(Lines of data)

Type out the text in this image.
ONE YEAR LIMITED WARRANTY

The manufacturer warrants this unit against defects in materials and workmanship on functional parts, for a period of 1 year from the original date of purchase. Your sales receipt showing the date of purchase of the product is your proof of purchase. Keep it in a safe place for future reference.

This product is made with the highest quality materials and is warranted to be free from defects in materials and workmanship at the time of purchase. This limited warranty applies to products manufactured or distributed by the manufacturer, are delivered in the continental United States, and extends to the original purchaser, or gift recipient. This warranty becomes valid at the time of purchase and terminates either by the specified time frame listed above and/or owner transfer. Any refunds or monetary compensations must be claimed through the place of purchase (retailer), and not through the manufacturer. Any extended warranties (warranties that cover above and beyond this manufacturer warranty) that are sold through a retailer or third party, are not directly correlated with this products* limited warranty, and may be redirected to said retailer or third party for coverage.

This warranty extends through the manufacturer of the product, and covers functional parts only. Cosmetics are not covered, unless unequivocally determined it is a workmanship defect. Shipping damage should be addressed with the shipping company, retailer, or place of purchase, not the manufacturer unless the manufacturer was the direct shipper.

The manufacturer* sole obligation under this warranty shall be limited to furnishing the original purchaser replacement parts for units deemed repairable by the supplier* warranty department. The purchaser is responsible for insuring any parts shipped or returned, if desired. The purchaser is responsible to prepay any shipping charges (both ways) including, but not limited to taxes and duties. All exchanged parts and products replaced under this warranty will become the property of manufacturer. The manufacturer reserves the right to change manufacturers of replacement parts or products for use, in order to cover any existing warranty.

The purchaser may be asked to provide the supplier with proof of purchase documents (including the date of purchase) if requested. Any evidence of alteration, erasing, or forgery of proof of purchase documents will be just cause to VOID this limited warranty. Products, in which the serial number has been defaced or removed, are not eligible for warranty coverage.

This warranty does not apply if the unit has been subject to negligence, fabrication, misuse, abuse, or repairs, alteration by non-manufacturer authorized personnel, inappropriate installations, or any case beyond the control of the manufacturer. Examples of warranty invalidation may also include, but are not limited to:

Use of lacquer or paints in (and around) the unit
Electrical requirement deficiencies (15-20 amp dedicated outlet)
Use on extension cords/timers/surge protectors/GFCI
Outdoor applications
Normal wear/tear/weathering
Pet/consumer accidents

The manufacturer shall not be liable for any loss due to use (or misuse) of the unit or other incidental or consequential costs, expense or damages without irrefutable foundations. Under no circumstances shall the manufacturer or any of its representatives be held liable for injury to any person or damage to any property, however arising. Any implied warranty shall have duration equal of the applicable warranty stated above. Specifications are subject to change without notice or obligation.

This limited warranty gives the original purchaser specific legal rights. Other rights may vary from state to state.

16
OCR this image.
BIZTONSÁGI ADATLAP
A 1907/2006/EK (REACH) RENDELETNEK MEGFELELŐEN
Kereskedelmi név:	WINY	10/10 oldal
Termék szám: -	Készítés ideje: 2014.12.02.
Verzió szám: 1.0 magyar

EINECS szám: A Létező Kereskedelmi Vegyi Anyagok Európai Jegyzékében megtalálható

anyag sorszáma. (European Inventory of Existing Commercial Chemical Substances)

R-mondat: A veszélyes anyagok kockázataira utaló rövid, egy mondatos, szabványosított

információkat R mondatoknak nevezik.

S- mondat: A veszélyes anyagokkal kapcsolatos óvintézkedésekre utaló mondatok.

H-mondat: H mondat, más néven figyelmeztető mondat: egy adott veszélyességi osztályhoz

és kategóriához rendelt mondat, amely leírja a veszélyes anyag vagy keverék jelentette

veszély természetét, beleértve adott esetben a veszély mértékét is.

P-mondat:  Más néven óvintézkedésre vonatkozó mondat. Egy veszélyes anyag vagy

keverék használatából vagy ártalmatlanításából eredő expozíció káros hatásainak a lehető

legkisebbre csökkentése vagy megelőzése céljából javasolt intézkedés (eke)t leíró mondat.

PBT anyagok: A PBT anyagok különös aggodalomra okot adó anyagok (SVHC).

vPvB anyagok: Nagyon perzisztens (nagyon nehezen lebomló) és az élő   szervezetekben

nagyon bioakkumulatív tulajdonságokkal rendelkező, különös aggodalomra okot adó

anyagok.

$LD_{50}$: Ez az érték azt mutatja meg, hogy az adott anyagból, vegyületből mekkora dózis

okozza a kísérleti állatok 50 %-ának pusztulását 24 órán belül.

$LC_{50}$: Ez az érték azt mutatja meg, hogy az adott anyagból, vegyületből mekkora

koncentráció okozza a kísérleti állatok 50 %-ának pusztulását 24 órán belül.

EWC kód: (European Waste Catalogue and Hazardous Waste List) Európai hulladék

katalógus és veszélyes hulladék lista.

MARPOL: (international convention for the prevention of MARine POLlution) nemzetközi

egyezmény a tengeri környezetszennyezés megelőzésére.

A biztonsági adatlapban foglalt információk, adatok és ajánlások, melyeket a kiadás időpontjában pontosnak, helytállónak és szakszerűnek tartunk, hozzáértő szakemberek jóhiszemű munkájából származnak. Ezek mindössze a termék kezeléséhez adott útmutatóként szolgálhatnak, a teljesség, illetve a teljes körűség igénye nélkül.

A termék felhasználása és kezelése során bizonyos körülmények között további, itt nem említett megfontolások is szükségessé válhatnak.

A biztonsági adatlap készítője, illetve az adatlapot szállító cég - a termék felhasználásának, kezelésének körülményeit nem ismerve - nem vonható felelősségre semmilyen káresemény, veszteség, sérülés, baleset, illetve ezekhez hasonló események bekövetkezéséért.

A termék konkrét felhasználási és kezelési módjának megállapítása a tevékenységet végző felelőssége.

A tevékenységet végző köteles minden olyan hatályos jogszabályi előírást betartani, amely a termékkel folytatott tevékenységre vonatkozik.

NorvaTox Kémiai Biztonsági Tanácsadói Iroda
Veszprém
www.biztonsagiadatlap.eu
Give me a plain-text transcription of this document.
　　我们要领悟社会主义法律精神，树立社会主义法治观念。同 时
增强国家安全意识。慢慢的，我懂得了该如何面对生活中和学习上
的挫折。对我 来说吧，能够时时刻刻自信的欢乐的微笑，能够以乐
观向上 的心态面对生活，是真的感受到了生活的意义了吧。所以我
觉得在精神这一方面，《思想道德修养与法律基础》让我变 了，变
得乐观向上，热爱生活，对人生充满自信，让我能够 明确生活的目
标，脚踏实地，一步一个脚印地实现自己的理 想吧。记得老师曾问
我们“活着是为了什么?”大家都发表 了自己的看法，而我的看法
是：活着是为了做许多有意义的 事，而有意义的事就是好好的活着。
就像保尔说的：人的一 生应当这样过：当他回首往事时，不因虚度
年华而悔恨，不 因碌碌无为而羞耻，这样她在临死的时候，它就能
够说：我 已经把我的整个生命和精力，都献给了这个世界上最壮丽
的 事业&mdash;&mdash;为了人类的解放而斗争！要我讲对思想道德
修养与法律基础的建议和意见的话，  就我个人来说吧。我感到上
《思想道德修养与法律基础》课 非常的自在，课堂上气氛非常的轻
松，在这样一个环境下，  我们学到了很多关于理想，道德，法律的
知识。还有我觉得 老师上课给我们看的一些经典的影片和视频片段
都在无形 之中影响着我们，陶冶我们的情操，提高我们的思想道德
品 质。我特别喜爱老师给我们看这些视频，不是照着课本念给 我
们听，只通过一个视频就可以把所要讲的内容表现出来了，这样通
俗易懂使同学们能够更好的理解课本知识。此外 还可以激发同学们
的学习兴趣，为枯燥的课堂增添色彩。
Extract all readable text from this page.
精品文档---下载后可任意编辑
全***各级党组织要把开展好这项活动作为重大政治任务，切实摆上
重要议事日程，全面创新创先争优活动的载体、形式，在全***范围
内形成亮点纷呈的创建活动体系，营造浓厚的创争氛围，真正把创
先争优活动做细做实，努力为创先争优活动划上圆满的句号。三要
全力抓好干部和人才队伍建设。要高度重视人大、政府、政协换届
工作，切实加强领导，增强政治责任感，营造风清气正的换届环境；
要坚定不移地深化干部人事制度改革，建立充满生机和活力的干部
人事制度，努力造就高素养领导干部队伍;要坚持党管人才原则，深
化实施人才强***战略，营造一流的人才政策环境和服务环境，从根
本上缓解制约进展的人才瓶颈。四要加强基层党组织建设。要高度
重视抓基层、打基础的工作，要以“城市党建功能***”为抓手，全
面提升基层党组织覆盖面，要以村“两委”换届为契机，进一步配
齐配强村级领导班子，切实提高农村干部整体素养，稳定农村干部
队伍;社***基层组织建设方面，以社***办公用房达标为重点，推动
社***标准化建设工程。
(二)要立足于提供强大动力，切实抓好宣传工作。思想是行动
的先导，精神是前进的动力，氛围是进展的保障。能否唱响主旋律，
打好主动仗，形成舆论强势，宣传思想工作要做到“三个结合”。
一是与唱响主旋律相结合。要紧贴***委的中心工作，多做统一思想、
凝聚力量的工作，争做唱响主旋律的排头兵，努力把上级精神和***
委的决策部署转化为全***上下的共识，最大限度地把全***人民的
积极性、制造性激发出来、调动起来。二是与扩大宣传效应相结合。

→ Instruction: Lines of the material that contain the word "vegyületből" are to be gathered.

→ Result for this task:
$LD_{50}$: Ez az érték azt mutatja meg, hogy az adott anyagból, vegyületből mekkora dózis
$LC_{50}$: Ez az érték azt mutatja meg, hogy az adott anyagból, vegyületből mekkora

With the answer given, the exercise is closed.